§ WORK TO DO:
- A) In the article on William Blake below, shorten the paragraph that begins "The eighteenth-century poet and painter" and keep its main facts.
- B) Write what comes next in the article on William Blake's influence on musicians, starting after its last sentence.

==== EXCERPTED PASSAGE ====

Psychedelic Odin: William Blake's Gift To Musicians | The Quietus

Psychedelic Odin: William Blake’s Gift To Musicians

From Julian Cope to, er, Fat Les, as Tate Britain opens its major new show about William Blake, John Higgs, the author of William Blake Now, looks at the great mystic painter-poet's influence on contemporary pop

William Blake (1757-1827) Capaneus the Blasphemer 1824-1827. Pen and ink and watercolour over pencil and black chalk, with sponging and scratching out, 374 x 527 mm. National Gallery of Victoria, Melbourne

The eighteenth-century poet and painter William Blake was a working-class visionary genius who lived in near poverty and who critics dismissed as an “unfortunate lunatic”. He had zero time for the bullshit of his day and, as a result, he makes an admirable role model for artists in all media. Blake stands as unshakeable proof that art is not what the chattering classes believe it to be.

==== DATA SHOWN ====

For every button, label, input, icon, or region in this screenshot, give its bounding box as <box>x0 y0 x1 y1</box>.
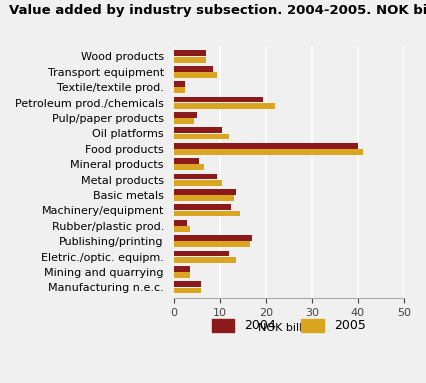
Bar <box>174 266 190 272</box>
Text: Value added by industry subsection. 2004-2005. NOK billion: Value added by industry subsection. 2004… <box>9 4 426 17</box>
Bar <box>174 288 201 293</box>
Bar <box>174 220 187 226</box>
Bar <box>174 241 250 247</box>
Legend: 2004, 2005: 2004, 2005 <box>207 314 371 337</box>
Bar <box>174 143 358 149</box>
Bar <box>174 250 229 256</box>
Bar <box>174 211 240 216</box>
Bar <box>174 134 229 139</box>
Bar <box>174 81 185 87</box>
Bar <box>174 103 275 109</box>
Bar <box>174 149 363 155</box>
Bar <box>174 164 204 170</box>
Bar <box>174 189 236 195</box>
Bar <box>174 195 233 201</box>
Bar <box>174 272 190 278</box>
Bar <box>174 118 194 124</box>
Bar <box>174 158 199 164</box>
Bar <box>174 235 252 241</box>
Bar <box>174 50 206 56</box>
Bar <box>174 57 206 62</box>
Bar <box>174 226 190 232</box>
Bar <box>174 72 217 78</box>
Bar <box>174 112 197 118</box>
Bar <box>174 127 222 133</box>
Bar <box>174 257 236 263</box>
Bar <box>174 180 222 186</box>
Bar <box>174 97 263 102</box>
Bar <box>174 173 217 179</box>
Bar <box>174 204 231 210</box>
Bar <box>174 282 201 287</box>
Bar <box>174 66 213 72</box>
X-axis label: NOK billion: NOK billion <box>258 324 320 334</box>
Bar <box>174 87 185 93</box>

====

§ FINAL ANSWERS:
- A) William Blake, an eighteenth-century poet and painter, was a working-class visionary genius who lived in near poverty and was written off by critics as an "unfortunate lunatic." He had no patience for the nonsense of his time, which makes him a fine role model for artists in every medium and firm proof that art is not what the chattering classes think it is.

- B)
Blake’s words to the hymn ‘Jerusalem’ have become the unofficial English national anthem, belted out with gusto by the flag-waving patriotic crowd at the finale of the Last Night of the Proms. The hymn’s establishment credentials are strengthened through its adoption by the English cricket team and the Women’s Institute, and its words were used by the post-war Labour prime minister Clement Attlee, one of the creators of the NHS and the welfare state, to describe the vision of Britain he was trying to build. Yet Blake is just as likely to be championed by anti-establishment figures such as Allen Ginsberg, Patti Smith or Billy Bragg, or played by colliery brass bands in solid working-class areas. What other artists can boast claims by both the establishment and the counterculture like this?

There are many ways that musicians can be inspired by Blake. Here are five examples of the different approaches available.

Julian Cope – ‘Psychedelic Odin’ (2008)

Julian Cope’s ‘Psychedelic Odin’ is a perfect example of someone using Blake as a starting point in order to get a headful of hog-wild ideas and then go off on one.

The first couple of minutes of this song are based on the first three stanzas of ‘The Little Black Boy’ from Songs of Innocence. Cope is a child at his mother’s knee (having changed Blake’s words so that it is no longer an African mother teaching him about the warmth of God, but a European one). In the next verse he adapts those stanzas further, substituting a cruel father for Blake’s loving mother and a dying god for a living one. It’s interesting stuff, but the song is only half done and it doesn’t quite prepare you for where he is headed.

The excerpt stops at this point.